__Brief__. Can you copy out the data exactly? Leave the images out.

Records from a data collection
====

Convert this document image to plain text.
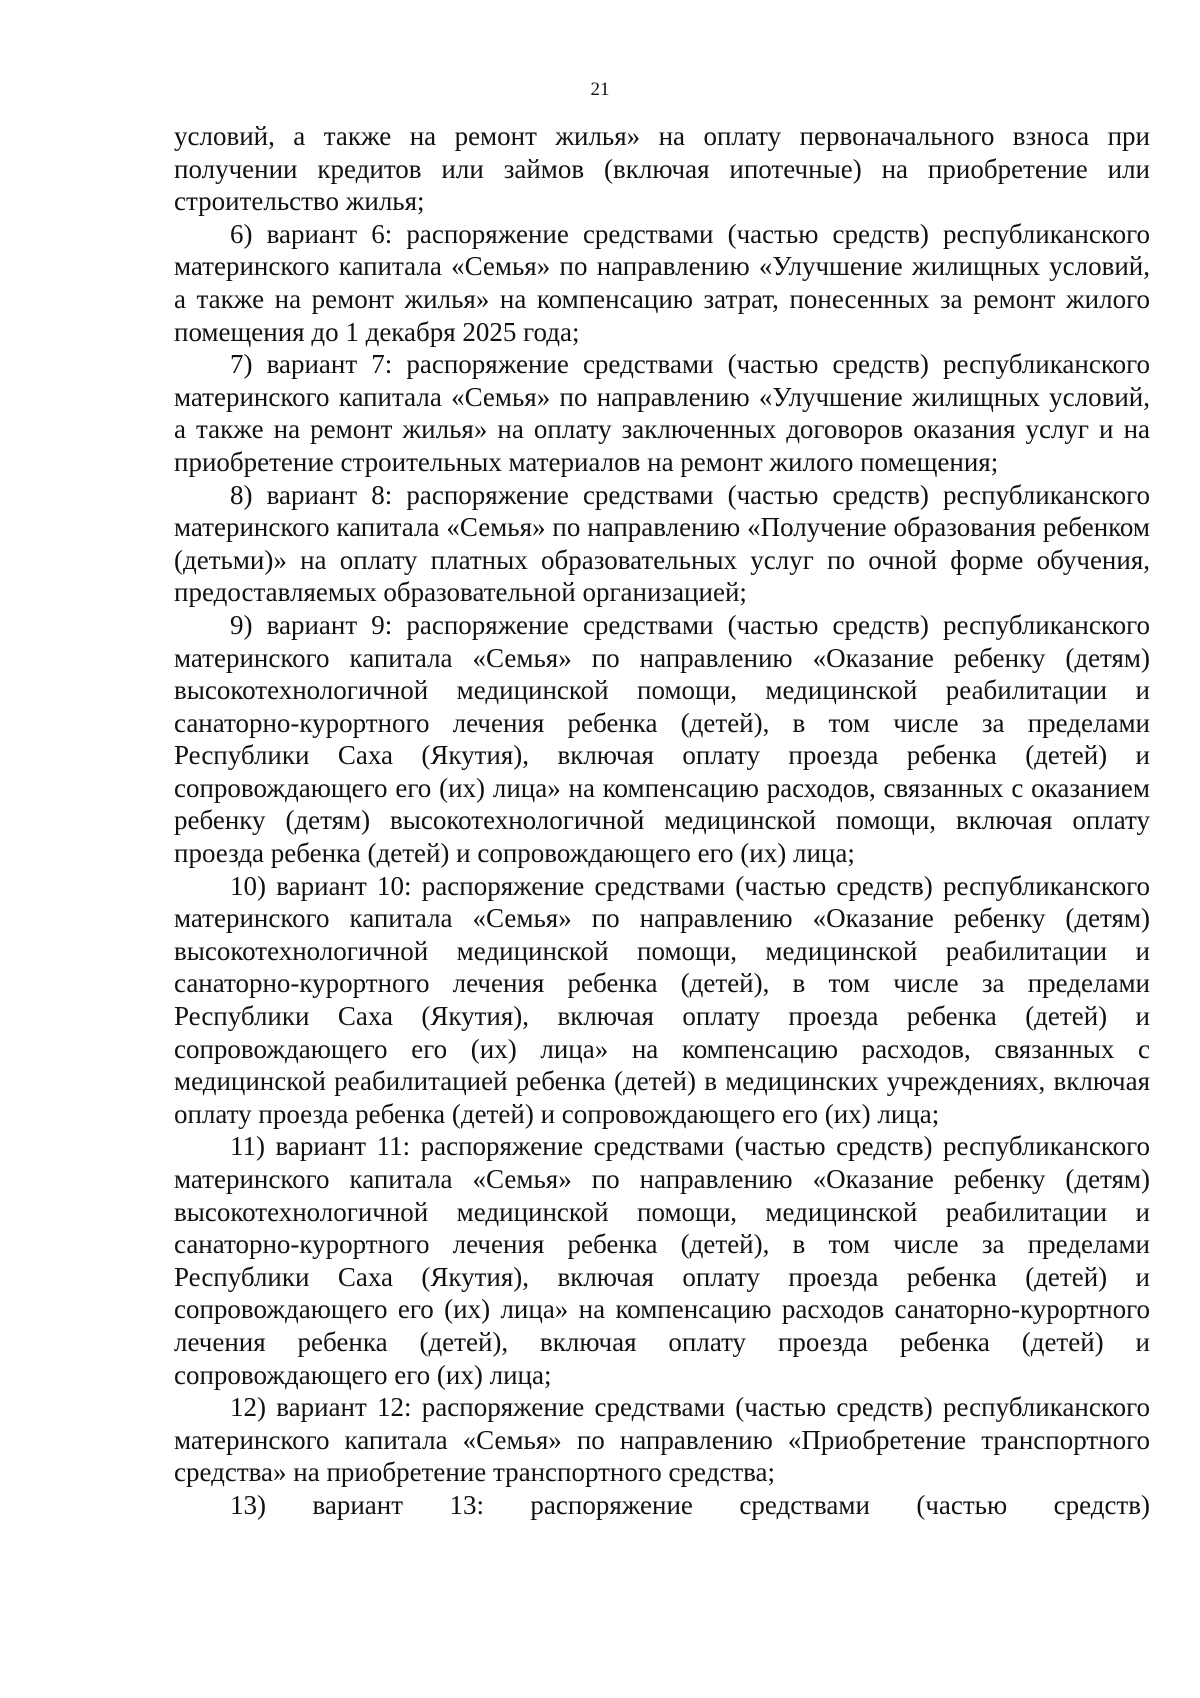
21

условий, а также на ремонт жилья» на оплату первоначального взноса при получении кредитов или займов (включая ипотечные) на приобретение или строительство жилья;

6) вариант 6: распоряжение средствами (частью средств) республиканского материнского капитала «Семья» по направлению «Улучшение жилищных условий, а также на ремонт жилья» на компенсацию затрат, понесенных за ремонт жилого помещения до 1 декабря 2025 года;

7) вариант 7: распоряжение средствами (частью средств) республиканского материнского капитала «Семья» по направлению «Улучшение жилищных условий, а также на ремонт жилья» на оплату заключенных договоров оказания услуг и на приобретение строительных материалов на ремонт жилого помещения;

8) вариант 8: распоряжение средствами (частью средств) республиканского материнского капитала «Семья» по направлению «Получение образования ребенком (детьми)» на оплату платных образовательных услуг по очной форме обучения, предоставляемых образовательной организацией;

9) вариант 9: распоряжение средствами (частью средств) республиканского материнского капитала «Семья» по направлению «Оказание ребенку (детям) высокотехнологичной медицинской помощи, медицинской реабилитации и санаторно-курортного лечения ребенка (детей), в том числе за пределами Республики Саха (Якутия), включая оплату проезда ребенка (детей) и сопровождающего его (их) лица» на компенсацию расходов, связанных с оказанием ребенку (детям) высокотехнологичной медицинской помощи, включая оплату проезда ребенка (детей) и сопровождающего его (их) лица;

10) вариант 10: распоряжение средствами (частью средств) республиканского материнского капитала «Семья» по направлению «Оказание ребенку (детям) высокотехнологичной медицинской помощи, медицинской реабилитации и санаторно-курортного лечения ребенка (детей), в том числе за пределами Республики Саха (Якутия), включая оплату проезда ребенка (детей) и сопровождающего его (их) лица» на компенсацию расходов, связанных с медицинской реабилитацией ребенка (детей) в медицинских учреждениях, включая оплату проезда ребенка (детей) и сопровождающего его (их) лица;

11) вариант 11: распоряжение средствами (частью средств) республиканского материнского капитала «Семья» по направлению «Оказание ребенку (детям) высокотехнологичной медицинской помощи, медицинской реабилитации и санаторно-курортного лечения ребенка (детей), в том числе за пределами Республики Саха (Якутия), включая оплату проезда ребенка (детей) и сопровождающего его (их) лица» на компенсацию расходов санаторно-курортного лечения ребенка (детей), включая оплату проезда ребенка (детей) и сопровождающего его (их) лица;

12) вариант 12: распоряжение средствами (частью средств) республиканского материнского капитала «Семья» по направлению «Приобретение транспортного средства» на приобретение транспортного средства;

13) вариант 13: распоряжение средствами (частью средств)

====

__Completed exercise__.
Convert this document image to plain text.
21

условий, а также на ремонт жилья» на оплату первоначального взноса при получении кредитов или займов (включая ипотечные) на приобретение или строительство жилья;

6) вариант 6: распоряжение средствами (частью средств) республиканского материнского капитала «Семья» по направлению «Улучшение жилищных условий, а также на ремонт жилья» на компенсацию затрат, понесенных за ремонт жилого помещения до 1 декабря 2025 года;

7) вариант 7: распоряжение средствами (частью средств) республиканского материнского капитала «Семья» по направлению «Улучшение жилищных условий, а также на ремонт жилья» на оплату заключенных договоров оказания услуг и на приобретение строительных материалов на ремонт жилого помещения;

8) вариант 8: распоряжение средствами (частью средств) республиканского материнского капитала «Семья» по направлению «Получение образования ребенком (детьми)» на оплату платных образовательных услуг по очной форме обучения, предоставляемых образовательной организацией;

9) вариант 9: распоряжение средствами (частью средств) республиканского материнского капитала «Семья» по направлению «Оказание ребенку (детям) высокотехнологичной медицинской помощи, медицинской реабилитации и санаторно-курортного лечения ребенка (детей), в том числе за пределами Республики Саха (Якутия), включая оплату проезда ребенка (детей) и сопровождающего его (их) лица» на компенсацию расходов, связанных с оказанием ребенку (детям) высокотехнологичной медицинской помощи, включая оплату проезда ребенка (детей) и сопровождающего его (их) лица;

10) вариант 10: распоряжение средствами (частью средств) республиканского материнского капитала «Семья» по направлению «Оказание ребенку (детям) высокотехнологичной медицинской помощи, медицинской реабилитации и санаторно-курортного лечения ребенка (детей), в том числе за пределами Республики Саха (Якутия), включая оплату проезда ребенка (детей) и сопровождающего его (их) лица» на компенсацию расходов, связанных с медицинской реабилитацией ребенка (детей) в медицинских учреждениях, включая оплату проезда ребенка (детей) и сопровождающего его (их) лица;

11) вариант 11: распоряжение средствами (частью средств) республиканского материнского капитала «Семья» по направлению «Оказание ребенку (детям) высокотехнологичной медицинской помощи, медицинской реабилитации и санаторно-курортного лечения ребенка (детей), в том числе за пределами Республики Саха (Якутия), включая оплату проезда ребенка (детей) и сопровождающего его (их) лица» на компенсацию расходов санаторно-курортного лечения ребенка (детей), включая оплату проезда ребенка (детей) и сопровождающего его (их) лица;

12) вариант 12: распоряжение средствами (частью средств) республиканского материнского капитала «Семья» по направлению «Приобретение транспортного средства» на приобретение транспортного средства;

13) вариант 13: распоряжение средствами (частью средств)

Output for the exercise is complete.